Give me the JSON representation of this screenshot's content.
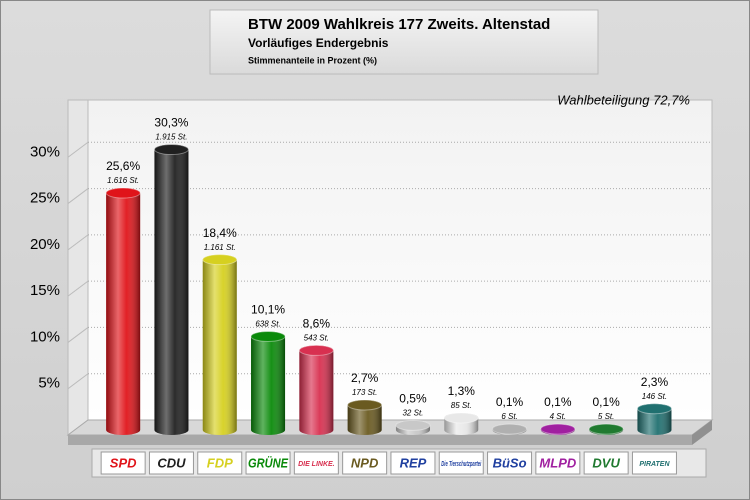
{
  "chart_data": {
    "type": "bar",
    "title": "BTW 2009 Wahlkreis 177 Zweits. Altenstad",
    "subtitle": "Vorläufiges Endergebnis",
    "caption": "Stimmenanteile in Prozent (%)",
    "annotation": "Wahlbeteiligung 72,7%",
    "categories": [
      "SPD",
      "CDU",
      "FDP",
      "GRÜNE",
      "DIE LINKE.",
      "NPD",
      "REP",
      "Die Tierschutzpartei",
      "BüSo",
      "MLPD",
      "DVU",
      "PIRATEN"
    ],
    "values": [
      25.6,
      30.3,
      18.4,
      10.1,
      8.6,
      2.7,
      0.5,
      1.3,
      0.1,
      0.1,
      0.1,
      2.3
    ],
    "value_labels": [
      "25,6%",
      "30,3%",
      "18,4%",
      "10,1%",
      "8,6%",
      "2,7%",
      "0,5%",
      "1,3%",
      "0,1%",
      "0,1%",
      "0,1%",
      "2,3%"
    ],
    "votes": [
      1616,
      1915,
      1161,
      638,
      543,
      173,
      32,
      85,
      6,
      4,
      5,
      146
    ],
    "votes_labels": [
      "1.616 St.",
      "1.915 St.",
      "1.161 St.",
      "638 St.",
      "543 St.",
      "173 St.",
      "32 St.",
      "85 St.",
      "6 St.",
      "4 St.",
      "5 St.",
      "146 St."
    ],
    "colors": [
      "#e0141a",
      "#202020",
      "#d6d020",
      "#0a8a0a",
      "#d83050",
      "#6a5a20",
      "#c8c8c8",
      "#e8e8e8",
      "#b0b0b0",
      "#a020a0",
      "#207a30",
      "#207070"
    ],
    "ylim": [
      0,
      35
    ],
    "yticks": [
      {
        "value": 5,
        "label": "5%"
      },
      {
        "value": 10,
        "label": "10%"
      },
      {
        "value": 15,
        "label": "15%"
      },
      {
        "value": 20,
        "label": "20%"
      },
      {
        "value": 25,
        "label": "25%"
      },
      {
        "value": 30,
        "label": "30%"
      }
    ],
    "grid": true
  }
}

■ ■ ■ ■ ■

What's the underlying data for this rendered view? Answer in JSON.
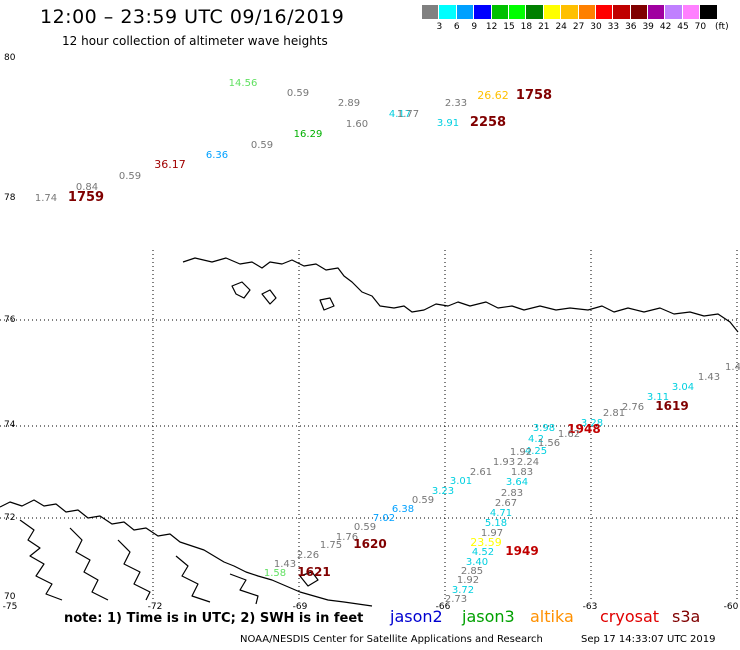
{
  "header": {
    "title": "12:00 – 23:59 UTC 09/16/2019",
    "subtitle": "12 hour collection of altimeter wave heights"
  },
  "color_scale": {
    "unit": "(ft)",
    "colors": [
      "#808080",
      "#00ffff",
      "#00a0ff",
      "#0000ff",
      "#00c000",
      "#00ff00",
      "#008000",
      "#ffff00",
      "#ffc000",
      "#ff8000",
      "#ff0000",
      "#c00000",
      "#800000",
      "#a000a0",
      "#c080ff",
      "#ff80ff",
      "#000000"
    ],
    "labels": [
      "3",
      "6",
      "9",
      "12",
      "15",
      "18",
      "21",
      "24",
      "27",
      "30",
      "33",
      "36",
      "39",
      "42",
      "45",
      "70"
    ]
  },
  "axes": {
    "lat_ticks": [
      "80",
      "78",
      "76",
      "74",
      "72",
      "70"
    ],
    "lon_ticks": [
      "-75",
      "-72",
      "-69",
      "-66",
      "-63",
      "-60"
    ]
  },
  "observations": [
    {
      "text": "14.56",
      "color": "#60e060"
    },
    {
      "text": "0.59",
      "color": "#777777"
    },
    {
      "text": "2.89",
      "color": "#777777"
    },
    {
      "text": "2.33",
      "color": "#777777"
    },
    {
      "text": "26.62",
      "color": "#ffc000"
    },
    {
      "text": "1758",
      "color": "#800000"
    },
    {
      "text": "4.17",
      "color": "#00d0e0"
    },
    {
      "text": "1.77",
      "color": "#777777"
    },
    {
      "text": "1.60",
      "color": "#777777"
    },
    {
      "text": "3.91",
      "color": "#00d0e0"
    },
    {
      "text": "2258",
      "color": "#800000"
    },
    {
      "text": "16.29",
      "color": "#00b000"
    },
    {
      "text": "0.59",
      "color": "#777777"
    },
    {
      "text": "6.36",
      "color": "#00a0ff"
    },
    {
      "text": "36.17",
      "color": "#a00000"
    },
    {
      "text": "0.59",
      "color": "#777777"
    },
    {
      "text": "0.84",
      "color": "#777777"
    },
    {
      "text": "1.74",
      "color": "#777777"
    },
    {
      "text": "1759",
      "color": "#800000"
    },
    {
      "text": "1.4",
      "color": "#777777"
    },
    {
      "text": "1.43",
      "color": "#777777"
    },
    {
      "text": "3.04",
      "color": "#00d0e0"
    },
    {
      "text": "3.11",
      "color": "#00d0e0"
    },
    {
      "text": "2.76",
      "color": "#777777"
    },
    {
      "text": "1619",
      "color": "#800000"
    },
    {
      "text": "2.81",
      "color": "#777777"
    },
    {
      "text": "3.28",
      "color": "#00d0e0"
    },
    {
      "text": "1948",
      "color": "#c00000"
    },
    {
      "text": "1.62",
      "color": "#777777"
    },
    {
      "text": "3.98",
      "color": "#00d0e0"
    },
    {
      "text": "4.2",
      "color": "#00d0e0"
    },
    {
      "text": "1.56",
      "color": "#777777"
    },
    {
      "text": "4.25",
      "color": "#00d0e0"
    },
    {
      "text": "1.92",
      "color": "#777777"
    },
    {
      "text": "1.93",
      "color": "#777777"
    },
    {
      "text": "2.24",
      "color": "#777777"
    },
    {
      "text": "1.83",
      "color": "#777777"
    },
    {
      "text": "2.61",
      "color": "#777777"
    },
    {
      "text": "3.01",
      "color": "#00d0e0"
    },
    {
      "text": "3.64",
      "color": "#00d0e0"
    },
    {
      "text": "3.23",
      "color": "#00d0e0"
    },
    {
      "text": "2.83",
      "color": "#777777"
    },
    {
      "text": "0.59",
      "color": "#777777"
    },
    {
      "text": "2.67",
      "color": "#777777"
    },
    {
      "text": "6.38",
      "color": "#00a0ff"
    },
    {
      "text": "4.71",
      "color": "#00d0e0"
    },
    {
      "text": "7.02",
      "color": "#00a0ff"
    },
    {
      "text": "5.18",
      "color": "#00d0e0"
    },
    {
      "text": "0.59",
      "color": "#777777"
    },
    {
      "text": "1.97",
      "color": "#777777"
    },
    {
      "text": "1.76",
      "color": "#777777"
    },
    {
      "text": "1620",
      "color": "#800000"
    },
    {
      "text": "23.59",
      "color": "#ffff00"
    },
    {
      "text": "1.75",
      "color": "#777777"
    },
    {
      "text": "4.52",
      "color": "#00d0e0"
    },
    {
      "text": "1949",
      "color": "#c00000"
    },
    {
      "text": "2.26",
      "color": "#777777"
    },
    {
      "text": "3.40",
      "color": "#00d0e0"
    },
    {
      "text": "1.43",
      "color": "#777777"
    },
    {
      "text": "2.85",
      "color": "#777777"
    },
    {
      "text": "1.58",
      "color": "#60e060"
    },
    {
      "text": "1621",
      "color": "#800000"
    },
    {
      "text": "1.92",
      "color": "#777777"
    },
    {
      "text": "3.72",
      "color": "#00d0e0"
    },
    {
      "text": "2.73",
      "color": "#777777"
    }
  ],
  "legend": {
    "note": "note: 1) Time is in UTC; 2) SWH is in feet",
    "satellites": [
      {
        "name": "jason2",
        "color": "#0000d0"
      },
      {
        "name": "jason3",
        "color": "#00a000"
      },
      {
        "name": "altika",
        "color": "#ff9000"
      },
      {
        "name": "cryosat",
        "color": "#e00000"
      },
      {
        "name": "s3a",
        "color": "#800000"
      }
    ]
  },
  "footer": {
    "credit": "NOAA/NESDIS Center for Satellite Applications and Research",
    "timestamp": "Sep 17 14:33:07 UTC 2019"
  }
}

■ ■ ■ ■ ■

#### WHAT IS EXPECTED:
Find each line holding the string "JSON" and copy it out.

#### EXERCISE ANSWER:
Give me the JSON representation of this screenshot's content.
What's the underlying data for this rendered view? Answer in JSON.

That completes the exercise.